Data entries
———

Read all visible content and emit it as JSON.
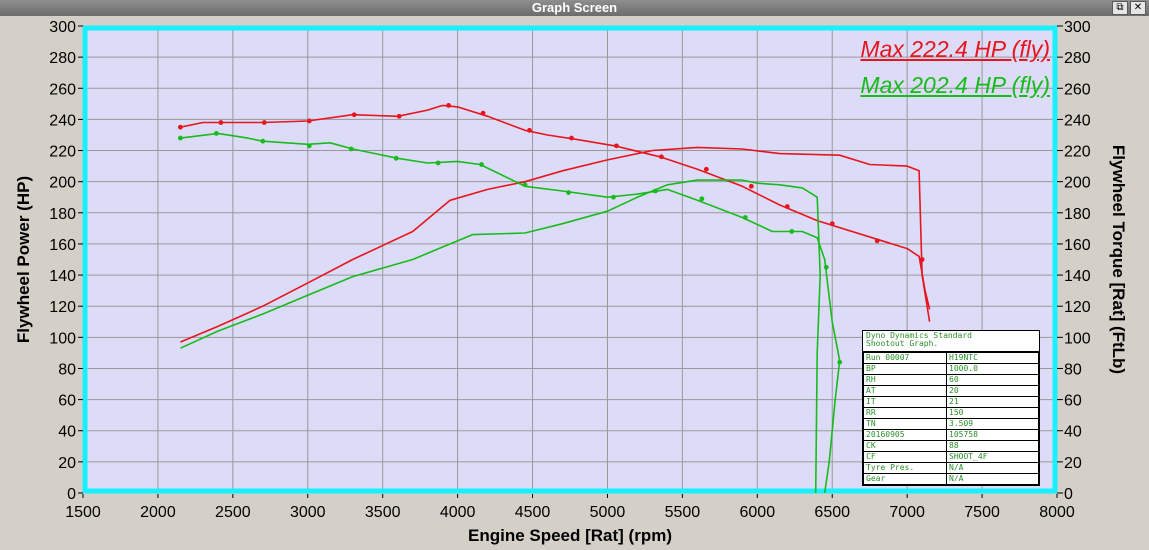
{
  "window": {
    "title": "Graph Screen",
    "restore_glyph": "⧉",
    "close_glyph": "✕"
  },
  "colors": {
    "plot_bg": "#dcdcf8",
    "plot_border": "#19f0ff",
    "red": "#e8141e",
    "green": "#18bb1c",
    "grid": "#999999"
  },
  "legend": [
    {
      "text": "Max 222.4 HP (fly)",
      "color": "#e8141e"
    },
    {
      "text": "Max 202.4 HP (fly)",
      "color": "#18bb1c"
    }
  ],
  "info_box": {
    "header": [
      "Dyno Dynamics Standard",
      "Shootout Graph."
    ],
    "rows": [
      [
        "Run 00007",
        "H19NTC"
      ],
      [
        "BP",
        "1000.0"
      ],
      [
        "RH",
        "60"
      ],
      [
        "AT",
        "20"
      ],
      [
        "IT",
        "21"
      ],
      [
        "RR",
        "150"
      ],
      [
        "TN",
        "3.509"
      ],
      [
        "20160905",
        "105758"
      ],
      [
        "CK",
        "88"
      ],
      [
        "CF",
        "SHOOT_4F"
      ],
      [
        "Tyre Pres.",
        "N/A"
      ],
      [
        "Gear",
        "N/A"
      ]
    ]
  },
  "chart_data": {
    "type": "line",
    "xlabel": "Engine Speed [Rat] (rpm)",
    "ylabel": "Flywheel Power (HP)",
    "y2label": "Flywheel Torque [Rat] (FtLb)",
    "xlim": [
      1500,
      8000
    ],
    "ylim": [
      0,
      300
    ],
    "y2lim": [
      0,
      300
    ],
    "x_ticks": [
      1500,
      2000,
      2500,
      3000,
      3500,
      4000,
      4500,
      5000,
      5500,
      6000,
      6500,
      7000,
      7500,
      8000
    ],
    "y_ticks": [
      0,
      20,
      40,
      60,
      80,
      100,
      120,
      140,
      160,
      180,
      200,
      220,
      240,
      260,
      280,
      300
    ],
    "y2_ticks": [
      0,
      20,
      40,
      60,
      80,
      100,
      120,
      140,
      160,
      180,
      200,
      220,
      240,
      260,
      280,
      300
    ],
    "grid": true,
    "series": [
      {
        "color": "#e8141e",
        "kind": "power",
        "points": [
          [
            2150,
            97
          ],
          [
            2400,
            107
          ],
          [
            2700,
            120
          ],
          [
            3000,
            135
          ],
          [
            3300,
            150
          ],
          [
            3700,
            168
          ],
          [
            3950,
            188
          ],
          [
            4200,
            195
          ],
          [
            4450,
            200
          ],
          [
            4700,
            207
          ],
          [
            5000,
            214
          ],
          [
            5300,
            220
          ],
          [
            5600,
            222
          ],
          [
            5900,
            221
          ],
          [
            6150,
            218
          ],
          [
            6550,
            217
          ],
          [
            6750,
            211
          ],
          [
            7000,
            210
          ],
          [
            7080,
            207
          ],
          [
            7100,
            140
          ],
          [
            7150,
            110
          ]
        ],
        "markers": []
      },
      {
        "color": "#e8141e",
        "kind": "torque",
        "points": [
          [
            2150,
            235
          ],
          [
            2300,
            238
          ],
          [
            2700,
            238
          ],
          [
            3000,
            239
          ],
          [
            3300,
            243
          ],
          [
            3600,
            242
          ],
          [
            3800,
            246
          ],
          [
            3900,
            249
          ],
          [
            4000,
            248
          ],
          [
            4200,
            242
          ],
          [
            4450,
            233
          ],
          [
            4600,
            230
          ],
          [
            4800,
            227
          ],
          [
            5050,
            223
          ],
          [
            5350,
            216
          ],
          [
            5600,
            208
          ],
          [
            5900,
            197
          ],
          [
            6150,
            185
          ],
          [
            6400,
            175
          ],
          [
            6800,
            163
          ],
          [
            7000,
            157
          ],
          [
            7080,
            152
          ],
          [
            7120,
            130
          ],
          [
            7150,
            118
          ]
        ],
        "markers": [
          [
            2150,
            235
          ],
          [
            2420,
            238
          ],
          [
            2710,
            238
          ],
          [
            3010,
            239
          ],
          [
            3310,
            243
          ],
          [
            3610,
            242
          ],
          [
            3940,
            249
          ],
          [
            4170,
            244
          ],
          [
            4480,
            233
          ],
          [
            4760,
            228
          ],
          [
            5060,
            223
          ],
          [
            5360,
            216
          ],
          [
            5660,
            208
          ],
          [
            5960,
            197
          ],
          [
            6200,
            184
          ],
          [
            6500,
            173
          ],
          [
            6800,
            162
          ],
          [
            7100,
            150
          ]
        ]
      },
      {
        "color": "#18bb1c",
        "kind": "power",
        "points": [
          [
            2150,
            93
          ],
          [
            2400,
            104
          ],
          [
            2700,
            115
          ],
          [
            3000,
            127
          ],
          [
            3300,
            139
          ],
          [
            3700,
            150
          ],
          [
            3900,
            158
          ],
          [
            4100,
            166
          ],
          [
            4450,
            167
          ],
          [
            4700,
            173
          ],
          [
            5000,
            181
          ],
          [
            5200,
            190
          ],
          [
            5400,
            198
          ],
          [
            5600,
            201
          ],
          [
            5900,
            201
          ],
          [
            6000,
            199
          ],
          [
            6150,
            198
          ],
          [
            6300,
            196
          ],
          [
            6400,
            190
          ],
          [
            6420,
            140
          ],
          [
            6400,
            90
          ],
          [
            6390,
            0
          ]
        ],
        "markers": []
      },
      {
        "color": "#18bb1c",
        "kind": "torque",
        "points": [
          [
            2150,
            228
          ],
          [
            2400,
            231
          ],
          [
            2600,
            228
          ],
          [
            2700,
            226
          ],
          [
            3000,
            224
          ],
          [
            3150,
            225
          ],
          [
            3300,
            221
          ],
          [
            3450,
            218
          ],
          [
            3600,
            215
          ],
          [
            3800,
            212
          ],
          [
            4000,
            213
          ],
          [
            4150,
            211
          ],
          [
            4300,
            204
          ],
          [
            4450,
            197
          ],
          [
            4700,
            194
          ],
          [
            5000,
            190
          ],
          [
            5200,
            192
          ],
          [
            5400,
            195
          ],
          [
            5600,
            188
          ],
          [
            5900,
            177
          ],
          [
            6100,
            168
          ],
          [
            6300,
            168
          ],
          [
            6400,
            164
          ],
          [
            6450,
            150
          ],
          [
            6500,
            110
          ],
          [
            6550,
            85
          ],
          [
            6520,
            60
          ],
          [
            6480,
            20
          ],
          [
            6450,
            0
          ]
        ],
        "markers": [
          [
            2150,
            228
          ],
          [
            2390,
            231
          ],
          [
            2700,
            226
          ],
          [
            3010,
            223
          ],
          [
            3290,
            221
          ],
          [
            3590,
            215
          ],
          [
            3870,
            212
          ],
          [
            4160,
            211
          ],
          [
            4450,
            198
          ],
          [
            4740,
            193
          ],
          [
            5040,
            190
          ],
          [
            5320,
            194
          ],
          [
            5630,
            189
          ],
          [
            5920,
            177
          ],
          [
            6230,
            168
          ],
          [
            6460,
            145
          ],
          [
            6550,
            84
          ]
        ]
      }
    ]
  }
}
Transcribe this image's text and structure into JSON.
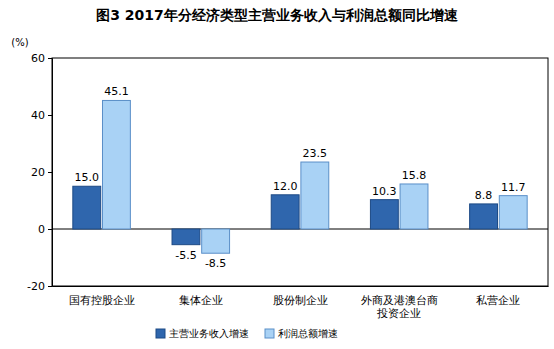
{
  "chart_data": {
    "type": "bar",
    "title": "图3 2017年分经济类型主营业务收入与利润总额同比增速",
    "y_label": "(%)",
    "categories": [
      "国有控股企业",
      "集体企业",
      "股份制企业",
      "外商及港澳台商投资企业",
      "私营企业"
    ],
    "series": [
      {
        "name": "主营业务收入增速",
        "color": "#2f66ad",
        "values": [
          15.0,
          -5.5,
          12.0,
          10.3,
          8.8
        ],
        "value_labels": [
          "15.0",
          "-5.5",
          "12.0",
          "10.3",
          "8.8"
        ]
      },
      {
        "name": "利润总额增速",
        "color": "#a9d2f5",
        "values": [
          45.1,
          -8.5,
          23.5,
          15.8,
          11.7
        ]
      }
    ],
    "ylim": [
      -20,
      60
    ],
    "yticks": [
      -20,
      0,
      20,
      40,
      60
    ],
    "grid": false,
    "legend": "bottom",
    "data_labels": true
  }
}
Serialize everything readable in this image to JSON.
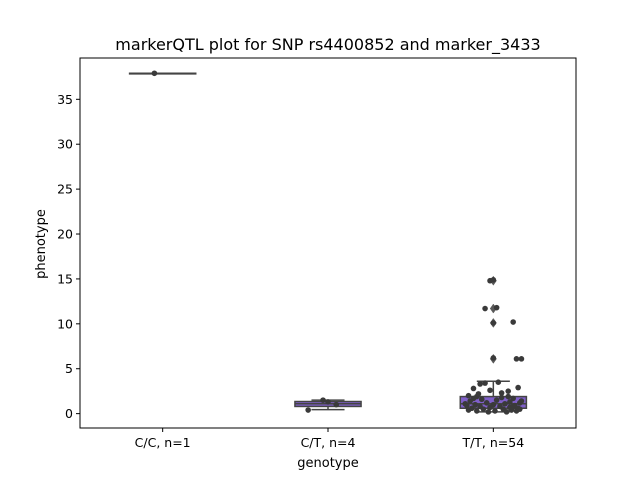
{
  "chart_data": {
    "type": "box",
    "title": "markerQTL plot for SNP rs4400852 and marker_3433",
    "xlabel": "genotype",
    "ylabel": "phenotype",
    "ylim": [
      -1.6,
      39.6
    ],
    "yticks": [
      0,
      5,
      10,
      15,
      20,
      25,
      30,
      35
    ],
    "categories": [
      "C/C, n=1",
      "C/T, n=4",
      "T/T, n=54"
    ],
    "box_color": "#7f5fc9",
    "line_color": "#444444",
    "point_color": "#3a3a3a",
    "groups": [
      {
        "category": "C/C, n=1",
        "q1": 37.9,
        "median": 37.9,
        "q3": 37.9,
        "whisker_low": 37.9,
        "whisker_high": 37.9,
        "outliers": [],
        "points": [
          [
            -0.05,
            37.9
          ]
        ]
      },
      {
        "category": "C/T, n=4",
        "q1": 0.8,
        "median": 1.1,
        "q3": 1.35,
        "whisker_low": 0.45,
        "whisker_high": 1.5,
        "outliers": [],
        "points": [
          [
            -0.12,
            0.4
          ],
          [
            0.0,
            1.3
          ],
          [
            0.05,
            1.0
          ],
          [
            -0.03,
            1.5
          ]
        ]
      },
      {
        "category": "T/T, n=54",
        "q1": 0.6,
        "median": 1.1,
        "q3": 1.9,
        "whisker_low": 0.2,
        "whisker_high": 3.6,
        "outliers": [
          14.8,
          11.7,
          10.1,
          6.1
        ],
        "points": [
          [
            -0.02,
            14.8
          ],
          [
            0.0,
            14.9
          ],
          [
            -0.05,
            11.7
          ],
          [
            0.02,
            11.8
          ],
          [
            0.0,
            10.1
          ],
          [
            0.12,
            10.2
          ],
          [
            0.0,
            6.2
          ],
          [
            0.14,
            6.1
          ],
          [
            0.17,
            6.1
          ],
          [
            -0.05,
            3.4
          ],
          [
            -0.08,
            3.3
          ],
          [
            0.03,
            3.5
          ],
          [
            -0.12,
            2.8
          ],
          [
            0.15,
            2.9
          ],
          [
            0.09,
            2.5
          ],
          [
            -0.02,
            2.6
          ],
          [
            -0.15,
            2.0
          ],
          [
            -0.1,
            1.9
          ],
          [
            0.05,
            1.8
          ],
          [
            0.12,
            1.7
          ],
          [
            -0.07,
            1.6
          ],
          [
            0.02,
            1.5
          ],
          [
            -0.14,
            1.4
          ],
          [
            0.1,
            1.3
          ],
          [
            0.16,
            1.2
          ],
          [
            -0.04,
            1.2
          ],
          [
            0.07,
            1.1
          ],
          [
            -0.11,
            1.0
          ],
          [
            0.0,
            1.0
          ],
          [
            0.13,
            0.9
          ],
          [
            -0.16,
            0.9
          ],
          [
            0.04,
            0.8
          ],
          [
            -0.08,
            0.8
          ],
          [
            0.1,
            0.7
          ],
          [
            -0.02,
            0.7
          ],
          [
            0.15,
            0.6
          ],
          [
            -0.13,
            0.6
          ],
          [
            0.06,
            0.5
          ],
          [
            -0.06,
            0.5
          ],
          [
            0.11,
            0.4
          ],
          [
            -0.15,
            0.4
          ],
          [
            0.01,
            0.3
          ],
          [
            0.14,
            0.3
          ],
          [
            -0.1,
            0.3
          ],
          [
            0.08,
            0.2
          ],
          [
            -0.03,
            0.2
          ],
          [
            0.16,
            0.5
          ],
          [
            -0.17,
            1.1
          ],
          [
            0.17,
            1.4
          ],
          [
            -0.09,
            2.2
          ],
          [
            0.05,
            2.3
          ],
          [
            0.12,
            0.8
          ],
          [
            -0.12,
            1.7
          ],
          [
            0.09,
            1.9
          ]
        ]
      }
    ]
  }
}
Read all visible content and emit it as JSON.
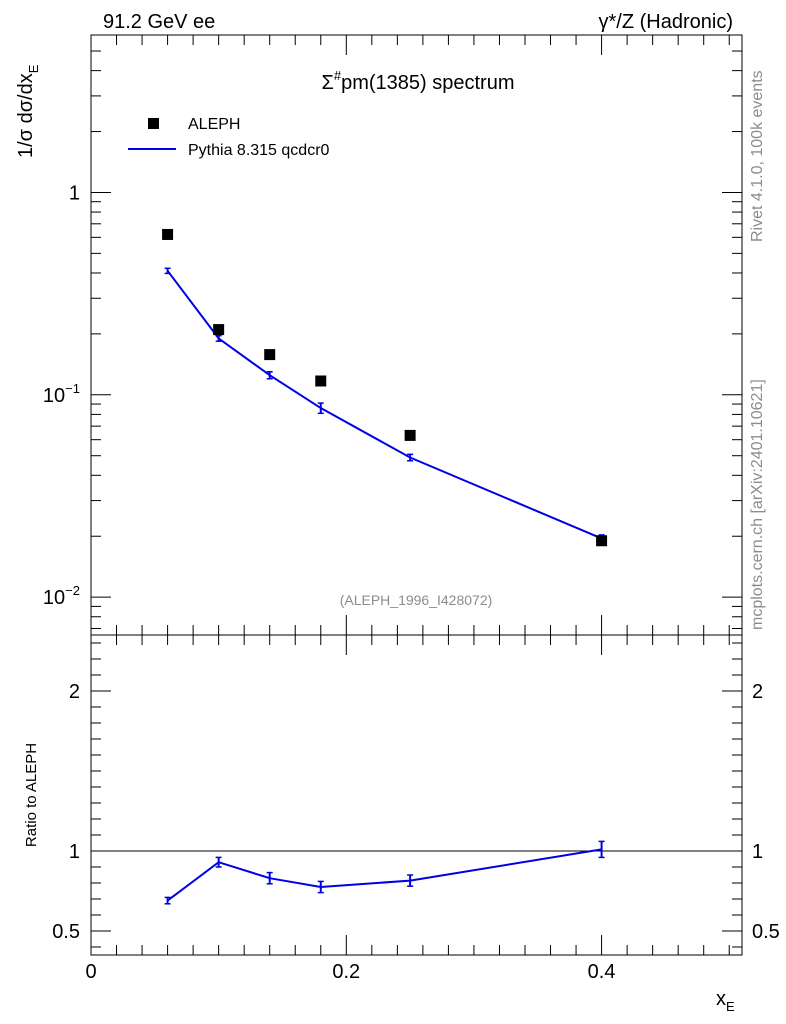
{
  "header": {
    "energy": "91.2 GeV ee",
    "process": "γ*/Z (Hadronic)"
  },
  "side": {
    "rivet": "Rivet 4.1.0,  100k events",
    "mcplots": "mcplots.cern.ch [arXiv:2401.10621]"
  },
  "chart_data": [
    {
      "type": "scatter",
      "panel": "main",
      "title_base": "Σ",
      "title_sup": "#",
      "title_rest": "pm(1385) spectrum",
      "ylabel_prefix": "1/σ  dσ/dx",
      "ylabel_sub": "E",
      "yscale": "log",
      "ylim": [
        0.0065,
        6.0
      ],
      "xlim": [
        0,
        0.51
      ],
      "ytick_labels": [
        {
          "value": 1,
          "base": "1",
          "exp": ""
        },
        {
          "value": 0.1,
          "base": "10",
          "exp": "−1"
        },
        {
          "value": 0.01,
          "base": "10",
          "exp": "−2"
        }
      ],
      "analysis_id": "(ALEPH_1996_I428072)",
      "legend": [
        {
          "name": "ALEPH",
          "style": "marker",
          "color": "#000000"
        },
        {
          "name": "Pythia 8.315 qcdcr0",
          "style": "line",
          "color": "#0000e6"
        }
      ],
      "series": [
        {
          "name": "ALEPH",
          "color": "#000000",
          "x": [
            0.06,
            0.1,
            0.14,
            0.18,
            0.25,
            0.4
          ],
          "y": [
            0.62,
            0.21,
            0.158,
            0.117,
            0.063,
            0.019
          ]
        },
        {
          "name": "Pythia 8.315 qcdcr0",
          "color": "#0000e6",
          "x": [
            0.06,
            0.1,
            0.14,
            0.18,
            0.25,
            0.4
          ],
          "y": [
            0.41,
            0.19,
            0.125,
            0.086,
            0.049,
            0.0195
          ],
          "yerr": [
            0.012,
            0.006,
            0.005,
            0.005,
            0.0018,
            0.0008
          ]
        }
      ]
    },
    {
      "type": "line",
      "panel": "ratio",
      "ylabel": "Ratio to ALEPH",
      "xlabel_base": "x",
      "xlabel_sub": "E",
      "ylim": [
        0.35,
        2.35
      ],
      "xlim": [
        0,
        0.51
      ],
      "yticks": [
        0.5,
        1,
        2
      ],
      "ytick_labels": [
        "0.5",
        "1",
        "2"
      ],
      "xticks": [
        0,
        0.2,
        0.4
      ],
      "xtick_labels": [
        "0",
        "0.2",
        "0.4"
      ],
      "reference": 1,
      "series": [
        {
          "name": "Pythia 8.315 qcdcr0",
          "color": "#0000e6",
          "x": [
            0.06,
            0.1,
            0.14,
            0.18,
            0.25,
            0.4
          ],
          "y": [
            0.69,
            0.93,
            0.83,
            0.775,
            0.815,
            1.01
          ],
          "yerr": [
            0.02,
            0.03,
            0.035,
            0.035,
            0.035,
            0.05
          ]
        }
      ]
    }
  ]
}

———

__Work to do__: Each line holding the word "JSON" counts once; report the total and nothing else.

__Output for this task__: 4